Can you output the records below exactly as they are written?
#####
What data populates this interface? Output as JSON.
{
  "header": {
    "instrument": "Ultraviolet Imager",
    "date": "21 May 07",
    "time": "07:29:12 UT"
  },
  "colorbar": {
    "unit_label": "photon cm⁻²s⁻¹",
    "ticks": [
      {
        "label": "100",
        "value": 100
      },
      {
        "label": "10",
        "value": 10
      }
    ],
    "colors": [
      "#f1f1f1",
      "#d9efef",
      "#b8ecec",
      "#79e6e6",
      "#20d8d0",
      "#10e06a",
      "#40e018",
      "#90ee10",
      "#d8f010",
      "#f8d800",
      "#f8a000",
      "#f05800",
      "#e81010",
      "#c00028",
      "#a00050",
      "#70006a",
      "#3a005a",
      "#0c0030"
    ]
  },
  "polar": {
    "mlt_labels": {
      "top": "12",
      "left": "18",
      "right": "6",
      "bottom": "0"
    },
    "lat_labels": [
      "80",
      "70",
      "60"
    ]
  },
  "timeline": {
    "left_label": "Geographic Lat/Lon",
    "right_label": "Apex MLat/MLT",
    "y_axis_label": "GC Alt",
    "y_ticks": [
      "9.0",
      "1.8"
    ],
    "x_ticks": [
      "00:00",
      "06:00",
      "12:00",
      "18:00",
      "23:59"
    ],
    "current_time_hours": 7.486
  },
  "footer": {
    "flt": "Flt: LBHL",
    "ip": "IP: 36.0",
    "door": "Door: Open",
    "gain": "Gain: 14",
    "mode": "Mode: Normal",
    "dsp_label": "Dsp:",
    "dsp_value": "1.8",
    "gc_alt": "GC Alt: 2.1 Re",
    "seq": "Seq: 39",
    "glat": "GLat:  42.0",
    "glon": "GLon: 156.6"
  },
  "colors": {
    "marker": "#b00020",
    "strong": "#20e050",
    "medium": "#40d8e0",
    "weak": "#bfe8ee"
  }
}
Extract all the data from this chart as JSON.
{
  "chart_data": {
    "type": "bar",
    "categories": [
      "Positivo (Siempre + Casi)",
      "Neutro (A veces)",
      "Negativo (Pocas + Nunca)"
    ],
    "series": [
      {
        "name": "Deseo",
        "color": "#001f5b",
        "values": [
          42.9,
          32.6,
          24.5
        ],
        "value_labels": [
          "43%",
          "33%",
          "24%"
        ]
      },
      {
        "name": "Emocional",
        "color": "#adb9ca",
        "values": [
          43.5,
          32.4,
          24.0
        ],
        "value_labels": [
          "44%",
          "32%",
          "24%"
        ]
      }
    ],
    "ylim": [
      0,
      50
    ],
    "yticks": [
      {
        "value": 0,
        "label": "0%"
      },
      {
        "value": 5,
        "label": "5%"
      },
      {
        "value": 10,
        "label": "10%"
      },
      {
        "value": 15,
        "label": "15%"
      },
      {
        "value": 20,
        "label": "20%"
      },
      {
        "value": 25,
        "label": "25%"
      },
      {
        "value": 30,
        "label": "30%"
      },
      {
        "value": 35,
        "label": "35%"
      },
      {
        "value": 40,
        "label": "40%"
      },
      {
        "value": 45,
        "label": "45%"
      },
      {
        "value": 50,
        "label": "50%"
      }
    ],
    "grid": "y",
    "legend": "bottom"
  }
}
#####
**TASK ANSWER**.
What data populates this interface? Output as JSON.
{
  "header": {
    "instrument": "Ultraviolet Imager",
    "date": "21 May 07",
    "time": "07:29:12 UT"
  },
  "colorbar": {
    "unit_label": "photon cm⁻²s⁻¹",
    "ticks": [
      {
        "label": "100",
        "value": 100
      },
      {
        "label": "10",
        "value": 10
      }
    ],
    "colors": [
      "#f1f1f1",
      "#d9efef",
      "#b8ecec",
      "#79e6e6",
      "#20d8d0",
      "#10e06a",
      "#40e018",
      "#90ee10",
      "#d8f010",
      "#f8d800",
      "#f8a000",
      "#f05800",
      "#e81010",
      "#c00028",
      "#a00050",
      "#70006a",
      "#3a005a",
      "#0c0030"
    ]
  },
  "polar": {
    "mlt_labels": {
      "top": "12",
      "left": "18",
      "right": "6",
      "bottom": "0"
    },
    "lat_labels": [
      "80",
      "70",
      "60"
    ]
  },
  "timeline": {
    "left_label": "Geographic Lat/Lon",
    "right_label": "Apex MLat/MLT",
    "y_axis_label": "GC Alt",
    "y_ticks": [
      "9.0",
      "1.8"
    ],
    "x_ticks": [
      "00:00",
      "06:00",
      "12:00",
      "18:00",
      "23:59"
    ],
    "current_time_hours": 7.486
  },
  "footer": {
    "flt": "Flt: LBHL",
    "ip": "IP: 36.0",
    "door": "Door: Open",
    "gain": "Gain: 14",
    "mode": "Mode: Normal",
    "dsp_label": "Dsp:",
    "dsp_value": "1.8",
    "gc_alt": "GC Alt: 2.1 Re",
    "seq": "Seq: 39",
    "glat": "GLat:  42.0",
    "glon": "GLon: 156.6"
  },
  "colors": {
    "marker": "#b00020",
    "strong": "#20e050",
    "medium": "#40d8e0",
    "weak": "#bfe8ee"
  }
}
Extract all the data from this chart as JSON.
{
  "chart_data": {
    "type": "bar",
    "categories": [
      "Positivo (Siempre + Casi)",
      "Neutro (A veces)",
      "Negativo (Pocas + Nunca)"
    ],
    "series": [
      {
        "name": "Deseo",
        "color": "#001f5b",
        "values": [
          42.9,
          32.6,
          24.5
        ],
        "value_labels": [
          "43%",
          "33%",
          "24%"
        ]
      },
      {
        "name": "Emocional",
        "color": "#adb9ca",
        "values": [
          43.5,
          32.4,
          24.0
        ],
        "value_labels": [
          "44%",
          "32%",
          "24%"
        ]
      }
    ],
    "ylim": [
      0,
      50
    ],
    "yticks": [
      {
        "value": 0,
        "label": "0%"
      },
      {
        "value": 5,
        "label": "5%"
      },
      {
        "value": 10,
        "label": "10%"
      },
      {
        "value": 15,
        "label": "15%"
      },
      {
        "value": 20,
        "label": "20%"
      },
      {
        "value": 25,
        "label": "25%"
      },
      {
        "value": 30,
        "label": "30%"
      },
      {
        "value": 35,
        "label": "35%"
      },
      {
        "value": 40,
        "label": "40%"
      },
      {
        "value": 45,
        "label": "45%"
      },
      {
        "value": 50,
        "label": "50%"
      }
    ],
    "grid": "y",
    "legend": "bottom"
  }
}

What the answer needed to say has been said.